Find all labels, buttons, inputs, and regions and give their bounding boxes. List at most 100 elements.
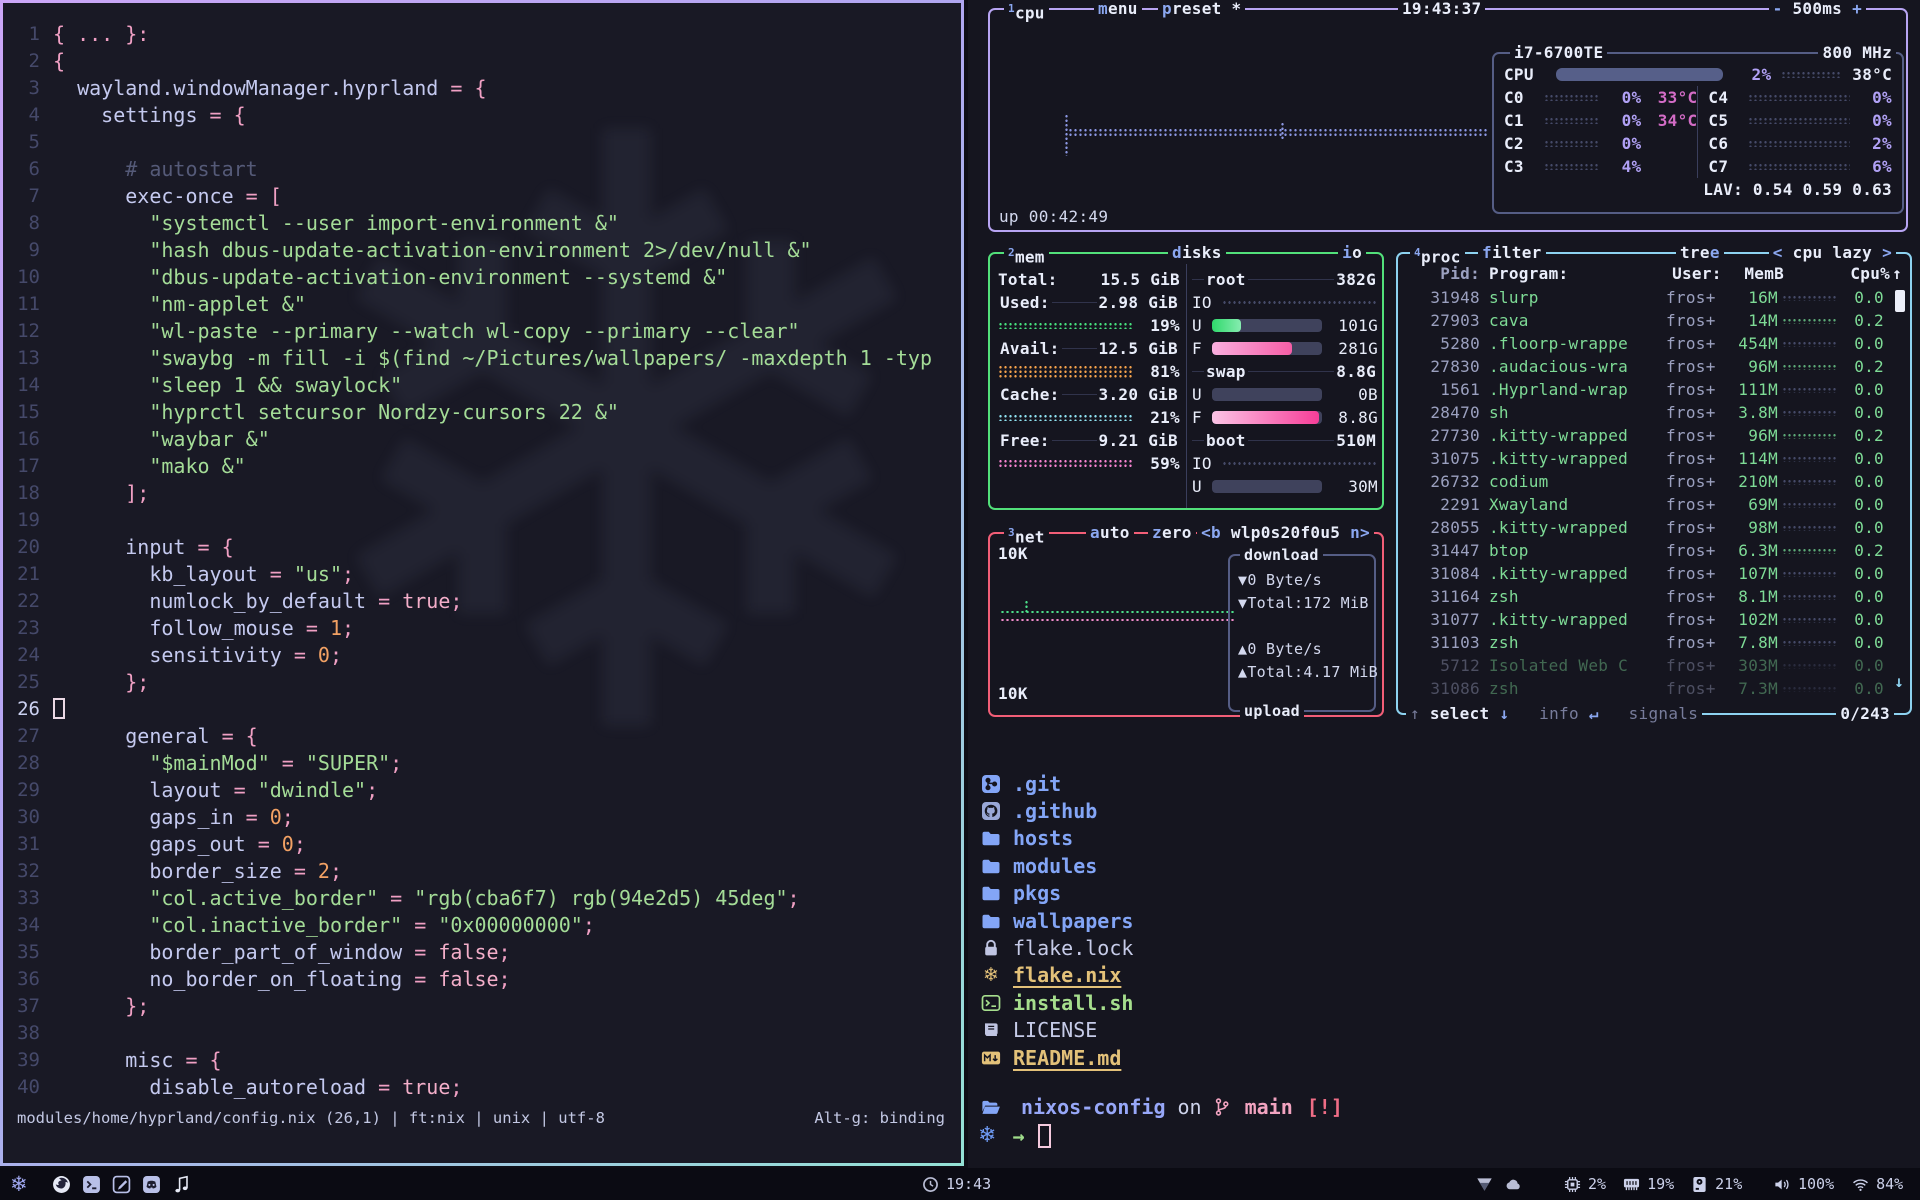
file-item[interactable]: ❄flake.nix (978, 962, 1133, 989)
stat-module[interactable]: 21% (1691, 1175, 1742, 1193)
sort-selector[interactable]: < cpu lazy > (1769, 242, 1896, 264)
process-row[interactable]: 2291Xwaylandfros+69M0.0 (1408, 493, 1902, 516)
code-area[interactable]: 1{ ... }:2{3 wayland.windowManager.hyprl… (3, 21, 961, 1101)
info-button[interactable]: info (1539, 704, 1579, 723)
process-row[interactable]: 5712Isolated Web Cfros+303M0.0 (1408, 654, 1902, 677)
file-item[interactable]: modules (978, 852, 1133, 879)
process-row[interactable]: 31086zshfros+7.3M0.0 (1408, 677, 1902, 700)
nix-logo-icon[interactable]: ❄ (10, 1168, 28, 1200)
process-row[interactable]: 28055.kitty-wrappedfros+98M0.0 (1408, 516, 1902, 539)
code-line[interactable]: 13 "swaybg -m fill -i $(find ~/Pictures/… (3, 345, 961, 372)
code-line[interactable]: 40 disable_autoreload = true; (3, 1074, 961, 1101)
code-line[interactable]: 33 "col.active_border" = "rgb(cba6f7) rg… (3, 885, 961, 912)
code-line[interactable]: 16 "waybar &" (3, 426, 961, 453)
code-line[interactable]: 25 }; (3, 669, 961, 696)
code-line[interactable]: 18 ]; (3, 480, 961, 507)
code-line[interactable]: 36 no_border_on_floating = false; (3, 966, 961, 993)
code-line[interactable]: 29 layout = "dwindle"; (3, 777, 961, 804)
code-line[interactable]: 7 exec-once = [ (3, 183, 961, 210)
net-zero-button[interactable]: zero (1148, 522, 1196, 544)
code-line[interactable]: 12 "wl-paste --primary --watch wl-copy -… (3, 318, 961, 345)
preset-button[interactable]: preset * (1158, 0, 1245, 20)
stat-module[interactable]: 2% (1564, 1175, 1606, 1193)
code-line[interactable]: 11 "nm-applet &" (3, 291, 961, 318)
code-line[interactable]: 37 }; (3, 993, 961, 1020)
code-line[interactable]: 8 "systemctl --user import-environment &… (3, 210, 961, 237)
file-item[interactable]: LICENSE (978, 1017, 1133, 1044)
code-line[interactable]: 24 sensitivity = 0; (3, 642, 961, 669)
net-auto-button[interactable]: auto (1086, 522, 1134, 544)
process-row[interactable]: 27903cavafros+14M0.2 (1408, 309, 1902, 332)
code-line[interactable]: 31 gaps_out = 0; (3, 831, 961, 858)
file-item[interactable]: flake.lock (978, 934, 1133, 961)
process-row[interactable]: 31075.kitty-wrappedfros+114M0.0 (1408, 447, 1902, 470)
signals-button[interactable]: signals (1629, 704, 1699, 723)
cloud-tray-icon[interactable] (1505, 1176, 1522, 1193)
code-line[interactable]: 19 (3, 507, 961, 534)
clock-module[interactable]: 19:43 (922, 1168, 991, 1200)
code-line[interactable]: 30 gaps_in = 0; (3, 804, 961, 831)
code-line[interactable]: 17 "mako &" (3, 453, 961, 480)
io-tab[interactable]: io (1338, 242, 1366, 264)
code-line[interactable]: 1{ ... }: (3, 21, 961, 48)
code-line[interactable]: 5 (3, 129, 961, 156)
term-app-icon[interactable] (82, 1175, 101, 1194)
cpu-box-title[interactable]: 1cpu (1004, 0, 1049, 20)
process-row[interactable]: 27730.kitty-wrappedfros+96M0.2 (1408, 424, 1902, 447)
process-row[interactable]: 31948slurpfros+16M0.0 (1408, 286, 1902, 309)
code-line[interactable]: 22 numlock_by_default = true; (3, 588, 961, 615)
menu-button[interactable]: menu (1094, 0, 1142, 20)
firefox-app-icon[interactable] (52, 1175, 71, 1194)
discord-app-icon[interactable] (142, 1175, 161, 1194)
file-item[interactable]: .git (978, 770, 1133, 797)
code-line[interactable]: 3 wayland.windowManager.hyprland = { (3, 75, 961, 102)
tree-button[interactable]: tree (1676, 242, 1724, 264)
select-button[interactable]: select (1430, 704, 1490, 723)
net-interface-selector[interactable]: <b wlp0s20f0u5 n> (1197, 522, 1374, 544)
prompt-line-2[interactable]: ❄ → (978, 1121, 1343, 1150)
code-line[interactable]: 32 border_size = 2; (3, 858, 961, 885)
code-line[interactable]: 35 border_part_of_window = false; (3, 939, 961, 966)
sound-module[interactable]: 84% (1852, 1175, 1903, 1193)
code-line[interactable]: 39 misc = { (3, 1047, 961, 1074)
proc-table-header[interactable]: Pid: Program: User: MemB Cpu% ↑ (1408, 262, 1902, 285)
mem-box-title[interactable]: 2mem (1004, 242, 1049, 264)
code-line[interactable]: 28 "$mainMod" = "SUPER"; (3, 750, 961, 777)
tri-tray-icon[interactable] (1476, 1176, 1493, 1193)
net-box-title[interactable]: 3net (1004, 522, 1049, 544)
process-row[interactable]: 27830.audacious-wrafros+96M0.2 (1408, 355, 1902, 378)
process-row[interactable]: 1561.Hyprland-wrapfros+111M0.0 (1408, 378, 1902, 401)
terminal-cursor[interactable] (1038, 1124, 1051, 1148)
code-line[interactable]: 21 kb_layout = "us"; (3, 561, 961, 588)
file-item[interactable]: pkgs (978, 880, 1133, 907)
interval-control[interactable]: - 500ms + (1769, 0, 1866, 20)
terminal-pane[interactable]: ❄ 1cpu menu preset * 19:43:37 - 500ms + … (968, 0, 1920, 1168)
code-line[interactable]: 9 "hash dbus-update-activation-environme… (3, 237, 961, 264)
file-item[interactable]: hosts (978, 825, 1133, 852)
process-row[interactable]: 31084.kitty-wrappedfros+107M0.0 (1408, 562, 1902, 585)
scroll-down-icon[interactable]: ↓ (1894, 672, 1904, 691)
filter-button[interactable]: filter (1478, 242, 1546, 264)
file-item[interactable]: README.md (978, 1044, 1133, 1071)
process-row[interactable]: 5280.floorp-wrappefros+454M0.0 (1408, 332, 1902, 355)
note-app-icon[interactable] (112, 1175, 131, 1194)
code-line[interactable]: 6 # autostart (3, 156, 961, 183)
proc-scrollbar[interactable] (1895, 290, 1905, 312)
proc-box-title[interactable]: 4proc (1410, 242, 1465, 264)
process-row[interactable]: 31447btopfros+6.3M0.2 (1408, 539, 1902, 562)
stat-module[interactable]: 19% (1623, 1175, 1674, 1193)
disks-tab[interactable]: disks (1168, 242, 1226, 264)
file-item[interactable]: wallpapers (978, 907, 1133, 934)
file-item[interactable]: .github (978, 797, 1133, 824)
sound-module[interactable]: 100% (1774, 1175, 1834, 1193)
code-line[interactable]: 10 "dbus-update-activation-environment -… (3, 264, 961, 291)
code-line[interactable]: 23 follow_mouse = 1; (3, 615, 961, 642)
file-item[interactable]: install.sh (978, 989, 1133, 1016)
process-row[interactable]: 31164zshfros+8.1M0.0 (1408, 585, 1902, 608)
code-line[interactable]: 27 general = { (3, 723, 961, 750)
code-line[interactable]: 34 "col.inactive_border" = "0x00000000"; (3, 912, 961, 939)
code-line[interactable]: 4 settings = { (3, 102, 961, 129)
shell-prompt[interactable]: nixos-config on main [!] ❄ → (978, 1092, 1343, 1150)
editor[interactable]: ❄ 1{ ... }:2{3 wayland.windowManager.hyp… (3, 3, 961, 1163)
◆ ◆ ◆ ◆ ◆
Tarefa do exercício >> Transcreva fielmente todas as linhas dos dados acima, deixando as imagens de fora da resposta.

Resposta escrita >>
Find all labels, buttons, inputs, and regions and give their bounding boxes. List at most 100 elements.
file-item[interactable]: ❄flake.nix (978, 962, 1133, 989)
stat-module[interactable]: 21% (1691, 1175, 1742, 1193)
sort-selector[interactable]: < cpu lazy > (1769, 242, 1896, 264)
process-row[interactable]: 2291Xwaylandfros+69M0.0 (1408, 493, 1902, 516)
code-area[interactable]: 1{ ... }:2{3 wayland.windowManager.hyprl… (3, 21, 961, 1101)
info-button[interactable]: info (1539, 704, 1579, 723)
process-row[interactable]: 5712Isolated Web Cfros+303M0.0 (1408, 654, 1902, 677)
file-item[interactable]: modules (978, 852, 1133, 879)
process-row[interactable]: 31086zshfros+7.3M0.0 (1408, 677, 1902, 700)
nix-logo-icon[interactable]: ❄ (10, 1168, 28, 1200)
process-row[interactable]: 28055.kitty-wrappedfros+98M0.0 (1408, 516, 1902, 539)
code-line[interactable]: 13 "swaybg -m fill -i $(find ~/Pictures/… (3, 345, 961, 372)
code-line[interactable]: 40 disable_autoreload = true; (3, 1074, 961, 1101)
code-line[interactable]: 33 "col.active_border" = "rgb(cba6f7) rg… (3, 885, 961, 912)
code-line[interactable]: 16 "waybar &" (3, 426, 961, 453)
code-line[interactable]: 25 }; (3, 669, 961, 696)
code-line[interactable]: 18 ]; (3, 480, 961, 507)
code-line[interactable]: 36 no_border_on_floating = false; (3, 966, 961, 993)
code-line[interactable]: 29 layout = "dwindle"; (3, 777, 961, 804)
code-line[interactable]: 7 exec-once = [ (3, 183, 961, 210)
net-zero-button[interactable]: zero (1148, 522, 1196, 544)
code-line[interactable]: 12 "wl-paste --primary --watch wl-copy -… (3, 318, 961, 345)
preset-button[interactable]: preset * (1158, 0, 1245, 20)
stat-module[interactable]: 2% (1564, 1175, 1606, 1193)
code-line[interactable]: 11 "nm-applet &" (3, 291, 961, 318)
code-line[interactable]: 37 }; (3, 993, 961, 1020)
code-line[interactable]: 8 "systemctl --user import-environment &… (3, 210, 961, 237)
file-item[interactable]: LICENSE (978, 1017, 1133, 1044)
code-line[interactable]: 24 sensitivity = 0; (3, 642, 961, 669)
net-auto-button[interactable]: auto (1086, 522, 1134, 544)
process-row[interactable]: 27903cavafros+14M0.2 (1408, 309, 1902, 332)
code-line[interactable]: 31 gaps_out = 0; (3, 831, 961, 858)
file-item[interactable]: flake.lock (978, 934, 1133, 961)
process-row[interactable]: 31075.kitty-wrappedfros+114M0.0 (1408, 447, 1902, 470)
signals-button[interactable]: signals (1629, 704, 1699, 723)
cloud-tray-icon[interactable] (1505, 1176, 1522, 1193)
code-line[interactable]: 19 (3, 507, 961, 534)
clock-module[interactable]: 19:43 (922, 1168, 991, 1200)
code-line[interactable]: 30 gaps_in = 0; (3, 804, 961, 831)
code-line[interactable]: 17 "mako &" (3, 453, 961, 480)
io-tab[interactable]: io (1338, 242, 1366, 264)
code-line[interactable]: 1{ ... }: (3, 21, 961, 48)
code-line[interactable]: 5 (3, 129, 961, 156)
term-app-icon[interactable] (82, 1175, 101, 1194)
cpu-box-title[interactable]: 1cpu (1004, 0, 1049, 20)
process-row[interactable]: 27730.kitty-wrappedfros+96M0.2 (1408, 424, 1902, 447)
process-row[interactable]: 31948slurpfros+16M0.0 (1408, 286, 1902, 309)
code-line[interactable]: 22 numlock_by_default = true; (3, 588, 961, 615)
menu-button[interactable]: menu (1094, 0, 1142, 20)
firefox-app-icon[interactable] (52, 1175, 71, 1194)
discord-app-icon[interactable] (142, 1175, 161, 1194)
file-item[interactable]: .git (978, 770, 1133, 797)
code-line[interactable]: 3 wayland.windowManager.hyprland = { (3, 75, 961, 102)
tree-button[interactable]: tree (1676, 242, 1724, 264)
select-button[interactable]: select (1430, 704, 1490, 723)
net-interface-selector[interactable]: <b wlp0s20f0u5 n> (1197, 522, 1374, 544)
prompt-line-2[interactable]: ❄ → (978, 1121, 1343, 1150)
code-line[interactable]: 32 border_size = 2; (3, 858, 961, 885)
code-line[interactable]: 35 border_part_of_window = false; (3, 939, 961, 966)
sound-module[interactable]: 84% (1852, 1175, 1903, 1193)
code-line[interactable]: 39 misc = { (3, 1047, 961, 1074)
proc-table-header[interactable]: Pid: Program: User: MemB Cpu% ↑ (1408, 262, 1902, 285)
mem-box-title[interactable]: 2mem (1004, 242, 1049, 264)
code-line[interactable]: 28 "$mainMod" = "SUPER"; (3, 750, 961, 777)
tri-tray-icon[interactable] (1476, 1176, 1493, 1193)
net-box-title[interactable]: 3net (1004, 522, 1049, 544)
process-row[interactable]: 27830.audacious-wrafros+96M0.2 (1408, 355, 1902, 378)
process-row[interactable]: 1561.Hyprland-wrapfros+111M0.0 (1408, 378, 1902, 401)
terminal-cursor[interactable] (1038, 1124, 1051, 1148)
code-line[interactable]: 21 kb_layout = "us"; (3, 561, 961, 588)
file-item[interactable]: pkgs (978, 880, 1133, 907)
interval-control[interactable]: - 500ms + (1769, 0, 1866, 20)
terminal-pane[interactable]: ❄ 1cpu menu preset * 19:43:37 - 500ms + … (968, 0, 1920, 1168)
code-line[interactable]: 9 "hash dbus-update-activation-environme… (3, 237, 961, 264)
file-item[interactable]: hosts (978, 825, 1133, 852)
process-row[interactable]: 31084.kitty-wrappedfros+107M0.0 (1408, 562, 1902, 585)
scroll-down-icon[interactable]: ↓ (1894, 672, 1904, 691)
filter-button[interactable]: filter (1478, 242, 1546, 264)
file-item[interactable]: README.md (978, 1044, 1133, 1071)
process-row[interactable]: 5280.floorp-wrappefros+454M0.0 (1408, 332, 1902, 355)
note-app-icon[interactable] (112, 1175, 131, 1194)
code-line[interactable]: 6 # autostart (3, 156, 961, 183)
proc-scrollbar[interactable] (1895, 290, 1905, 312)
proc-box-title[interactable]: 4proc (1410, 242, 1465, 264)
process-row[interactable]: 31447btopfros+6.3M0.2 (1408, 539, 1902, 562)
stat-module[interactable]: 19% (1623, 1175, 1674, 1193)
disks-tab[interactable]: disks (1168, 242, 1226, 264)
file-item[interactable]: wallpapers (978, 907, 1133, 934)
file-item[interactable]: .github (978, 797, 1133, 824)
sound-module[interactable]: 100% (1774, 1175, 1834, 1193)
code-line[interactable]: 10 "dbus-update-activation-environment -… (3, 264, 961, 291)
code-line[interactable]: 23 follow_mouse = 1; (3, 615, 961, 642)
file-item[interactable]: install.sh (978, 989, 1133, 1016)
process-row[interactable]: 31164zshfros+8.1M0.0 (1408, 585, 1902, 608)
code-line[interactable]: 27 general = { (3, 723, 961, 750)
code-line[interactable]: 34 "col.inactive_border" = "0x00000000"; (3, 912, 961, 939)
code-line[interactable]: 4 settings = { (3, 102, 961, 129)
shell-prompt[interactable]: nixos-config on main [!] ❄ → (978, 1092, 1343, 1150)
editor[interactable]: ❄ 1{ ... }:2{3 wayland.windowManager.hyp… (3, 3, 961, 1163)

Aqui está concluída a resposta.